WRITTEN REQUEST — Find how many lines in the material hold the word "imperdiet", then state that number and nothing more.

RECORDED DATA —

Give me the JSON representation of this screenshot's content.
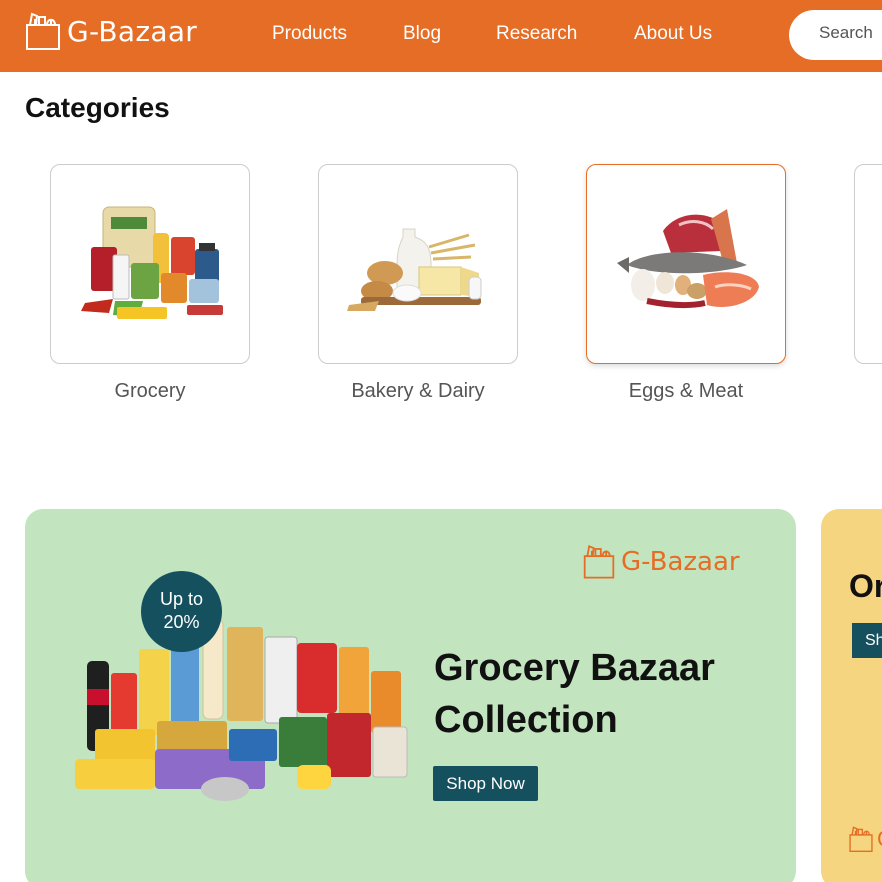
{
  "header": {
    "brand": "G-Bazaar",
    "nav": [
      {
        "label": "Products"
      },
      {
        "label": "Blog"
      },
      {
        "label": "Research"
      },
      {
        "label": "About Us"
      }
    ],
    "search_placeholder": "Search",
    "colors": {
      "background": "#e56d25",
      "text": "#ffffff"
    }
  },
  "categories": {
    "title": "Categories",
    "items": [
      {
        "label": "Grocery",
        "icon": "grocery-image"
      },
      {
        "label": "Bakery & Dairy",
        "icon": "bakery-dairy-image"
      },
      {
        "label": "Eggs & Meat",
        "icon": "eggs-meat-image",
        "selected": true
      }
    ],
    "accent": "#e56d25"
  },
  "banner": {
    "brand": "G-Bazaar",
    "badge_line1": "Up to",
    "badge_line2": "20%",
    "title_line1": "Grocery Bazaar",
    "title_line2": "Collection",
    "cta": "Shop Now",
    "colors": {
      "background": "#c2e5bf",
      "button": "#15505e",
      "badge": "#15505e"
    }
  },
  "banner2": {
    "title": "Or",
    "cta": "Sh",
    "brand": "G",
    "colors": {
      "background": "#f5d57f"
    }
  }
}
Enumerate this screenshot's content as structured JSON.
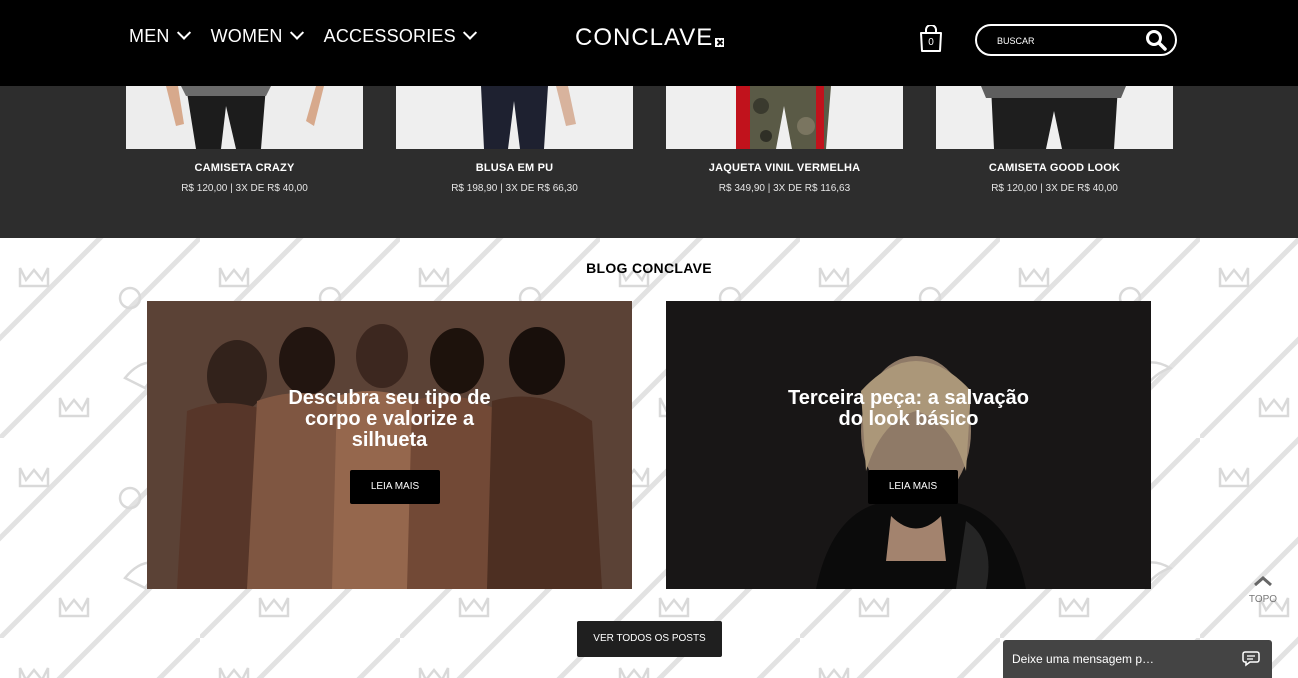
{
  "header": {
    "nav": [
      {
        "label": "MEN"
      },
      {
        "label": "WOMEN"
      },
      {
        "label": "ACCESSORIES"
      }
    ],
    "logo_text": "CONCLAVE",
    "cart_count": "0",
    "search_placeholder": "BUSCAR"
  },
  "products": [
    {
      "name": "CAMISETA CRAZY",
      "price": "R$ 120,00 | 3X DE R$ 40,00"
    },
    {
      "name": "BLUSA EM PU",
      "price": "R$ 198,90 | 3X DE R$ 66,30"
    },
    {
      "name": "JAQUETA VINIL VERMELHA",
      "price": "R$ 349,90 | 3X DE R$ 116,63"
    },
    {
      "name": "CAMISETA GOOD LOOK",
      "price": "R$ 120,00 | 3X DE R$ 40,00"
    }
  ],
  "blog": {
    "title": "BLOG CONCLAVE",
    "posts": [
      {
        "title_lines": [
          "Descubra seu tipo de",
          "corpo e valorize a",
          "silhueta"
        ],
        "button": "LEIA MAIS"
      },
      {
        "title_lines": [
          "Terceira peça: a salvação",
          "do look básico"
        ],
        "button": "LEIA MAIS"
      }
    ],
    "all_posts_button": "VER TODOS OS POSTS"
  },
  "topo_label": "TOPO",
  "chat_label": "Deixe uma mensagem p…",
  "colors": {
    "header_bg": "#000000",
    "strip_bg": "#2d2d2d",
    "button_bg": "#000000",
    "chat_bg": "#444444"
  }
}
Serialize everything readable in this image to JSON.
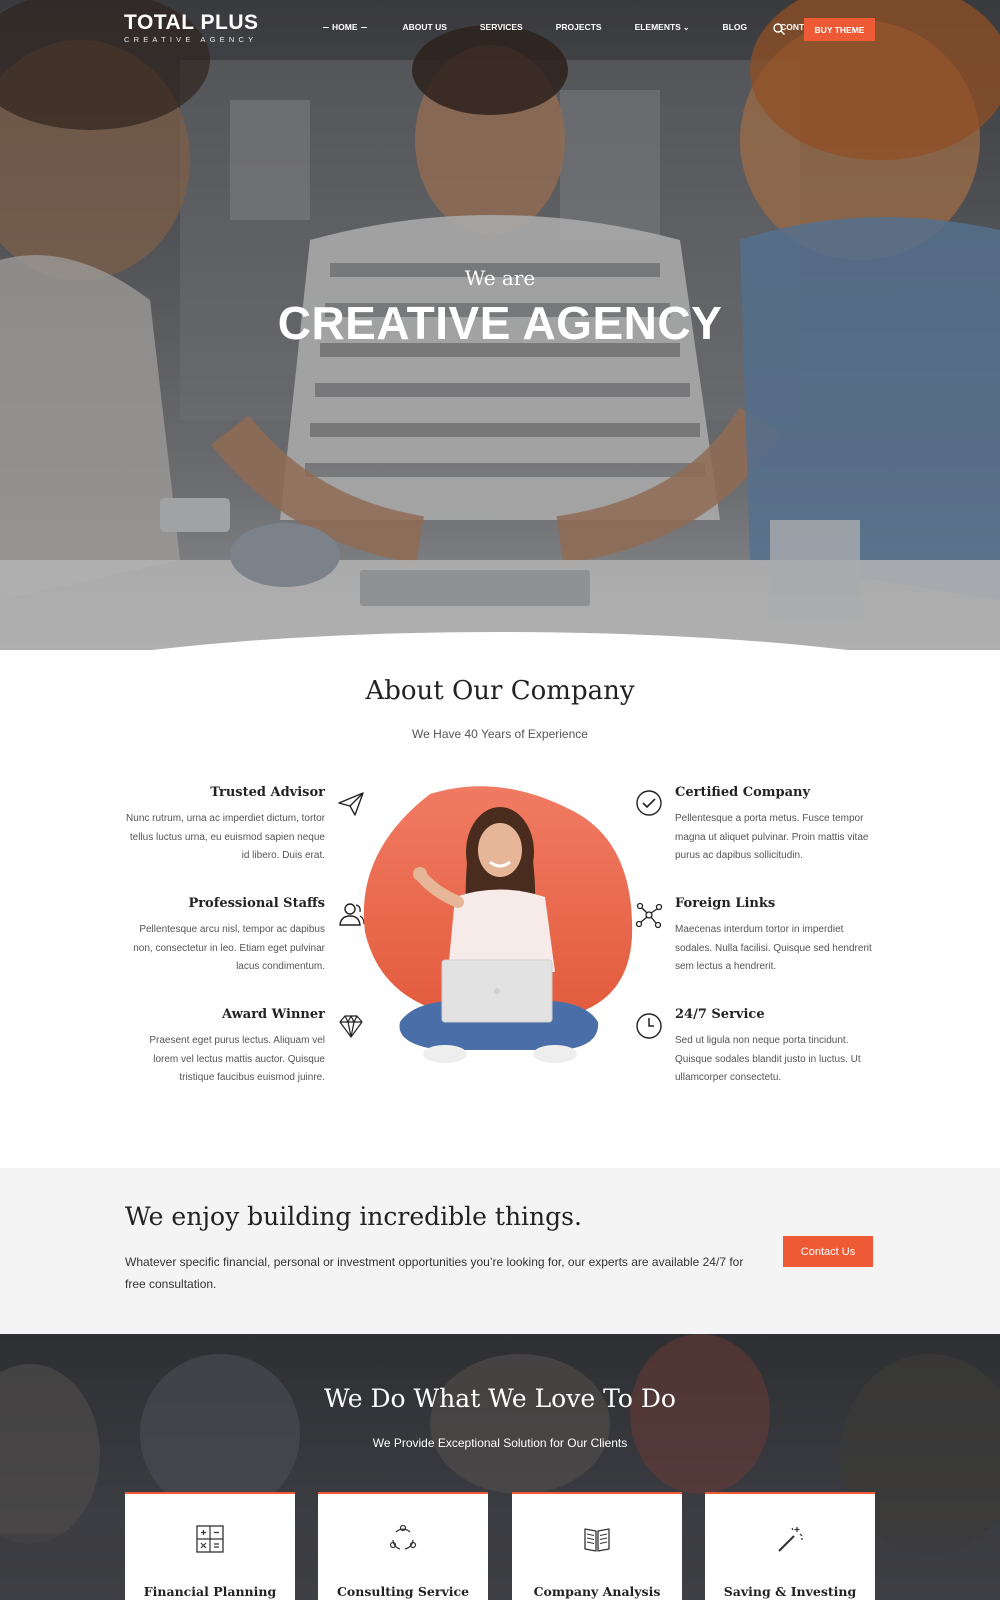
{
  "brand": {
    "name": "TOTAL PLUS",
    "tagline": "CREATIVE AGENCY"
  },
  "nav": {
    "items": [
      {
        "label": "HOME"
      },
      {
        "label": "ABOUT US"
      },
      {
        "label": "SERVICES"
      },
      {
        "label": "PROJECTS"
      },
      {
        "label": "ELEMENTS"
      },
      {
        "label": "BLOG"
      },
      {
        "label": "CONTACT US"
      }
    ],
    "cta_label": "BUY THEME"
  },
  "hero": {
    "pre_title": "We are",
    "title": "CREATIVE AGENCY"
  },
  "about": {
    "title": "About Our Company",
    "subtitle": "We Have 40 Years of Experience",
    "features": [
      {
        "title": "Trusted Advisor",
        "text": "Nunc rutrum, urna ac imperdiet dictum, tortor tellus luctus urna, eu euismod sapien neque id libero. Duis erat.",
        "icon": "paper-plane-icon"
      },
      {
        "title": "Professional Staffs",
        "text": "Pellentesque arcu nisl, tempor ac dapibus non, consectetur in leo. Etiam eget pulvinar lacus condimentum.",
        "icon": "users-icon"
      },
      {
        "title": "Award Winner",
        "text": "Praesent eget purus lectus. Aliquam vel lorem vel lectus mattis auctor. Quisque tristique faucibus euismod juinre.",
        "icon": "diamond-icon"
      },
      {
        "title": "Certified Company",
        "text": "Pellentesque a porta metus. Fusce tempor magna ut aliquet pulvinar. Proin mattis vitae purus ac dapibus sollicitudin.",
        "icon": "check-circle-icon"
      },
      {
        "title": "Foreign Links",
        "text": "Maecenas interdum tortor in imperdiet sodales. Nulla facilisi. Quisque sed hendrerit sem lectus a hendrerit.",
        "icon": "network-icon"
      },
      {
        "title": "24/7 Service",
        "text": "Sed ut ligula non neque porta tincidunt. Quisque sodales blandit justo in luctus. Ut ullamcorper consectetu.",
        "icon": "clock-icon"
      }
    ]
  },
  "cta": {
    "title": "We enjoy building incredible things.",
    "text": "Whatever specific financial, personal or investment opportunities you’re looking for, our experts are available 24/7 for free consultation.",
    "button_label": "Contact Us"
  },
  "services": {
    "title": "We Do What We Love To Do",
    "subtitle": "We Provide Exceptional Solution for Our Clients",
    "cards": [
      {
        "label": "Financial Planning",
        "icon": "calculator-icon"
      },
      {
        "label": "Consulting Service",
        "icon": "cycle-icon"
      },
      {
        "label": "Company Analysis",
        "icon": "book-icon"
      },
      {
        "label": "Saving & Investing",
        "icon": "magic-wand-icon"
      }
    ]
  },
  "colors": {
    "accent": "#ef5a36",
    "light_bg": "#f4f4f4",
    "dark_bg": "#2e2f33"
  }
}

REPLY TO THE EXERCISE — 2